> **Set problem**:
Within the data that follows, how many lines carry the string "minutes"? Give the number alone.

========================================

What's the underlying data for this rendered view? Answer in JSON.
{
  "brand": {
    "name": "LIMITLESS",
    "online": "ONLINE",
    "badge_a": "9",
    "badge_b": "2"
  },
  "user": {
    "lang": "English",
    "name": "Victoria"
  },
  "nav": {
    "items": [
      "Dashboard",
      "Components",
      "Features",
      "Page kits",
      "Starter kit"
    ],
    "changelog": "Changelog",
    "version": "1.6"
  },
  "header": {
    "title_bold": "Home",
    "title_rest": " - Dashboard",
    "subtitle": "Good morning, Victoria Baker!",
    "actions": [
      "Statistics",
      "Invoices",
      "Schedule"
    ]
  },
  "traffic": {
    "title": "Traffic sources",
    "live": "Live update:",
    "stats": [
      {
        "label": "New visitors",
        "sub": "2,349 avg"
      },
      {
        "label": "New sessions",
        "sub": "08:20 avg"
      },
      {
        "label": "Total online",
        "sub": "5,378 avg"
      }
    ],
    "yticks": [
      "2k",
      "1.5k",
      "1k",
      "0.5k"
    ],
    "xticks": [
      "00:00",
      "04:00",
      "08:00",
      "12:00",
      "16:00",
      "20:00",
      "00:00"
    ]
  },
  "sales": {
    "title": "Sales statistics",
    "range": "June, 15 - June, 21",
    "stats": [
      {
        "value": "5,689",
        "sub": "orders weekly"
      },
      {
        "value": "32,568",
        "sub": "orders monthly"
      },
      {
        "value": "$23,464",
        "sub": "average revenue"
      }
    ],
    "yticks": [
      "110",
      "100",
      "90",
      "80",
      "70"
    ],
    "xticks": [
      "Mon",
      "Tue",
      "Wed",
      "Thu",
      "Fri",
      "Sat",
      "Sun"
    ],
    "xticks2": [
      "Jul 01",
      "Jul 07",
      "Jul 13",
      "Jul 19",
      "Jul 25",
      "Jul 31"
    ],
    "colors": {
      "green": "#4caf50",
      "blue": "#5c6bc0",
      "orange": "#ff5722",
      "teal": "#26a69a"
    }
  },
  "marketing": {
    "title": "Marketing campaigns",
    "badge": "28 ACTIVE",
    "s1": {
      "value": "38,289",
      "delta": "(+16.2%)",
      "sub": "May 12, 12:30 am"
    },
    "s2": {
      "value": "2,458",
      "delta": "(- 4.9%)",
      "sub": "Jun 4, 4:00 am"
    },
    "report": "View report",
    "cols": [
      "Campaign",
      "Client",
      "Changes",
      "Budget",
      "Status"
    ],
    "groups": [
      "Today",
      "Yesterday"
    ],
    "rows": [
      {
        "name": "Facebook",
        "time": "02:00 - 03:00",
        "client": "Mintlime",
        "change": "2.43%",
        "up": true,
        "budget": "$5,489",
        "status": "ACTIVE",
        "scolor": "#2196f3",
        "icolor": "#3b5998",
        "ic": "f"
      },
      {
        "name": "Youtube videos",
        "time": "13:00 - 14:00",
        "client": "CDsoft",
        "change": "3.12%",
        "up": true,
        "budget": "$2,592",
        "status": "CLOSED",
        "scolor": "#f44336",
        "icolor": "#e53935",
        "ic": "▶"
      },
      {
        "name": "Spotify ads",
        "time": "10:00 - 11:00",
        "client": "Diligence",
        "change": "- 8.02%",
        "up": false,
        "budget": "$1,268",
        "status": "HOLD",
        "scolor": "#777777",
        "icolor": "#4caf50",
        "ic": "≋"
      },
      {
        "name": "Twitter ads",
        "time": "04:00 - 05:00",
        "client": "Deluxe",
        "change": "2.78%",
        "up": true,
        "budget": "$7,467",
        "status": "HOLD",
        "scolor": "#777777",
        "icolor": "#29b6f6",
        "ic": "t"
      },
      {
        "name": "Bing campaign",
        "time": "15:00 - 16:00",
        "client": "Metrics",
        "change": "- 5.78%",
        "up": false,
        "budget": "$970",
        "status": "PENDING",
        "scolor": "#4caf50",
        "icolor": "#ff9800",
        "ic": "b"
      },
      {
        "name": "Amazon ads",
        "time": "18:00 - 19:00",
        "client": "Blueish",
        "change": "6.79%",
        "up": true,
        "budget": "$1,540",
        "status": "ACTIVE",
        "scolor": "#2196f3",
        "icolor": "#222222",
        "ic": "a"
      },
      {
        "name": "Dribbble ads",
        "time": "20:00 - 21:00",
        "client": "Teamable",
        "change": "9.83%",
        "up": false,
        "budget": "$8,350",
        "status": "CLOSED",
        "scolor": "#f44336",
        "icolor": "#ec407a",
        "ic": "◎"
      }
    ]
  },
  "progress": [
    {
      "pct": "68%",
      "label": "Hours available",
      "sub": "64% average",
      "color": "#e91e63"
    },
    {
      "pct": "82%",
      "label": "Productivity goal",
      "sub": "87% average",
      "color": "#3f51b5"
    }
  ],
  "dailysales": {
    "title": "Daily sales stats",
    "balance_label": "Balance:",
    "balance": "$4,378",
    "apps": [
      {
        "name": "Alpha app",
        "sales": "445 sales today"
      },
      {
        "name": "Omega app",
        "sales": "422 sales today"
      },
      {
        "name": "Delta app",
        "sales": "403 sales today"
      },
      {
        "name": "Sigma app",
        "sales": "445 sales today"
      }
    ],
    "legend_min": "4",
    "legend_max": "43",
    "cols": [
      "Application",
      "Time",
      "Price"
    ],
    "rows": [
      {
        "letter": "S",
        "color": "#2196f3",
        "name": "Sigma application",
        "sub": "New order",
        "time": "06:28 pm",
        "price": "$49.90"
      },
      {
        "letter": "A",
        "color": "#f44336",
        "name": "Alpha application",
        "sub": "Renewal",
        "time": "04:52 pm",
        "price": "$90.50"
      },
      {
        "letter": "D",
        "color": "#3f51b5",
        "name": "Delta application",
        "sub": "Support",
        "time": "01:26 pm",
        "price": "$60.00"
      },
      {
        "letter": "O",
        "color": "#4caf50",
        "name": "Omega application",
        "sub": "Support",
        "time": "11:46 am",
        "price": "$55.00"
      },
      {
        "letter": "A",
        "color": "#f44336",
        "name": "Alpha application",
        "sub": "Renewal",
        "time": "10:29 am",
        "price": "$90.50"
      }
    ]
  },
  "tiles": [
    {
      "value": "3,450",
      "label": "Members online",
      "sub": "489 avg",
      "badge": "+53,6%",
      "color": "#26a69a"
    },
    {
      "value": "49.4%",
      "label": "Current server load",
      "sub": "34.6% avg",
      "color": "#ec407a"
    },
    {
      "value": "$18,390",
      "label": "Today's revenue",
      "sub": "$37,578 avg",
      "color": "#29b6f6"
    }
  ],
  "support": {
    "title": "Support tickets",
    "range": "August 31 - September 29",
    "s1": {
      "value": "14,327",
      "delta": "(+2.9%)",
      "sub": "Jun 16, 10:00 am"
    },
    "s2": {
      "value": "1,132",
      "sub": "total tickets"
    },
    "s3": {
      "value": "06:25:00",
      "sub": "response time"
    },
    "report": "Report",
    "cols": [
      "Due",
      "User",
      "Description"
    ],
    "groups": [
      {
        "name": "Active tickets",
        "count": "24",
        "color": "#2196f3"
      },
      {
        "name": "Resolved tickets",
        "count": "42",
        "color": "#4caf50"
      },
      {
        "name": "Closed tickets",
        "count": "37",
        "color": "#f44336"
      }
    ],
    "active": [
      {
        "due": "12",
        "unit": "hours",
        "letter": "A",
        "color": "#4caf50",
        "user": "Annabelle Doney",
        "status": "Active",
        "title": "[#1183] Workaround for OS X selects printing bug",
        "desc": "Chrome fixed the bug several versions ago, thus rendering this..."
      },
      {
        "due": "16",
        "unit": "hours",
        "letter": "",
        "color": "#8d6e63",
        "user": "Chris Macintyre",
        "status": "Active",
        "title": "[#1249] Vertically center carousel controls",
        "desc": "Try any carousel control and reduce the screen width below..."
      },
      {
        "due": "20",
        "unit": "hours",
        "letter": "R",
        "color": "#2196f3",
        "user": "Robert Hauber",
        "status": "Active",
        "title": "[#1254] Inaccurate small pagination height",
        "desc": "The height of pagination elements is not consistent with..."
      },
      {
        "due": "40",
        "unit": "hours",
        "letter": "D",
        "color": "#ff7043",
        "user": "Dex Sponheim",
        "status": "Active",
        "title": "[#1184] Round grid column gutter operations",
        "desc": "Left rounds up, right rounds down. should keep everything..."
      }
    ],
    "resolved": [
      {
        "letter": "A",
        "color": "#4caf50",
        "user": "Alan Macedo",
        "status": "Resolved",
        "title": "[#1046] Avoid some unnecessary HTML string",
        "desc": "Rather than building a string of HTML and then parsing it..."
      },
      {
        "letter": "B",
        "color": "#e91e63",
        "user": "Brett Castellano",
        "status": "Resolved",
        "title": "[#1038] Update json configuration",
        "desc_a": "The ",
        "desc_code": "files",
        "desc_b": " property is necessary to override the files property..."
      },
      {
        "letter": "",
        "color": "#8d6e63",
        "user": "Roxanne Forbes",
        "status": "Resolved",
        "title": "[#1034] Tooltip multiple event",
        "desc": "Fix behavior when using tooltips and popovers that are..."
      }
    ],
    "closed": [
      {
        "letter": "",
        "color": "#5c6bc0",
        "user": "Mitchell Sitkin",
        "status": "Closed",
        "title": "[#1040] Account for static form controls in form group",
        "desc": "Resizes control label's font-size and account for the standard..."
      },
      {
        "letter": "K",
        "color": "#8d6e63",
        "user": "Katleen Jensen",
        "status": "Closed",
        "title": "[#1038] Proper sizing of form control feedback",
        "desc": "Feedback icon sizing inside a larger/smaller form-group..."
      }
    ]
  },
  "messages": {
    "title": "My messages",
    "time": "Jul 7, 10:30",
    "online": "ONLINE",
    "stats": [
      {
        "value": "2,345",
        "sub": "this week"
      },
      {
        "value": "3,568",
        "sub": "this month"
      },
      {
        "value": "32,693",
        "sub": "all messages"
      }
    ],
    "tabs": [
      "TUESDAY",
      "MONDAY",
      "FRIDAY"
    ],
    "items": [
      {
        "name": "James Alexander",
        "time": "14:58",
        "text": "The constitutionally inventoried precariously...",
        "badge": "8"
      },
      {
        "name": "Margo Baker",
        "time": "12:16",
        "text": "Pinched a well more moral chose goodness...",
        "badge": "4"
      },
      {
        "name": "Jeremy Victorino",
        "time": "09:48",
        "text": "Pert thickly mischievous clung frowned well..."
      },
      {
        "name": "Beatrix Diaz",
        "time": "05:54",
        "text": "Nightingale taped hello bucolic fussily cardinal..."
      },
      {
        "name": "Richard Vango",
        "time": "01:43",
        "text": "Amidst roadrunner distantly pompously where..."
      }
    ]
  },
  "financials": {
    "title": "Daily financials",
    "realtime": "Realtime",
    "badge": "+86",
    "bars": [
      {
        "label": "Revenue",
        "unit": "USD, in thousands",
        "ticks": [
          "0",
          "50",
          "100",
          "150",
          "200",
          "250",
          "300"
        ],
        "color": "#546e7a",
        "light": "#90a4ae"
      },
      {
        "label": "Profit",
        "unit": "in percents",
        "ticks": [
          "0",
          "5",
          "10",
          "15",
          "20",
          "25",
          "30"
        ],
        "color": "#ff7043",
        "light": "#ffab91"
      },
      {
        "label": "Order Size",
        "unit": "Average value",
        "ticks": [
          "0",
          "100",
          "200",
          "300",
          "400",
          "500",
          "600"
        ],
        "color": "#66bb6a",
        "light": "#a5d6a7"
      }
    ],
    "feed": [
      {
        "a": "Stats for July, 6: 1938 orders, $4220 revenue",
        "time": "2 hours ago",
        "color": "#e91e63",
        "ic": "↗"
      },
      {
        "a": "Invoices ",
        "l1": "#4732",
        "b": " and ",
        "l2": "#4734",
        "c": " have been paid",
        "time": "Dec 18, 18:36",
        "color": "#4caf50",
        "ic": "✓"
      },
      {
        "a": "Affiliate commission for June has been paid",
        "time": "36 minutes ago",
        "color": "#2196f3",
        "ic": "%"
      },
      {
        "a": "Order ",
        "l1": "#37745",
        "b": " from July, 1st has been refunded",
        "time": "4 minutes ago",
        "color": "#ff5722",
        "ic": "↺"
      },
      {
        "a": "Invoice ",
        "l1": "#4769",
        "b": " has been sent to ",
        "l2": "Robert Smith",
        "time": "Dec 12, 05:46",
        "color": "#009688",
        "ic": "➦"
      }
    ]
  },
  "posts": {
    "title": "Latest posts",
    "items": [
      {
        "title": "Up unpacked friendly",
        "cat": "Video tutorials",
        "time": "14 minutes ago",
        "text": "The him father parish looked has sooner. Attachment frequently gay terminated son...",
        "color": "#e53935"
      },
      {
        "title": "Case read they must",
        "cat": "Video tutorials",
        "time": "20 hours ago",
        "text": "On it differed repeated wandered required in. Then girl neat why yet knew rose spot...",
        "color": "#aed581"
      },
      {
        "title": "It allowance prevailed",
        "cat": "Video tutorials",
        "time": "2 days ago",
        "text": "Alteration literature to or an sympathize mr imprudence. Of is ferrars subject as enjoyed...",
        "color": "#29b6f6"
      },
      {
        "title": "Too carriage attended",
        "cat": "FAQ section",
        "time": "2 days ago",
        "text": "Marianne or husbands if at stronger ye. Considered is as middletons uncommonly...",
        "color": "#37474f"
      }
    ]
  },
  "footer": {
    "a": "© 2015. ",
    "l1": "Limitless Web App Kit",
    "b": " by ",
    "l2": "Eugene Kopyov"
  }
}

========================================

> **Result for this exercise**:
3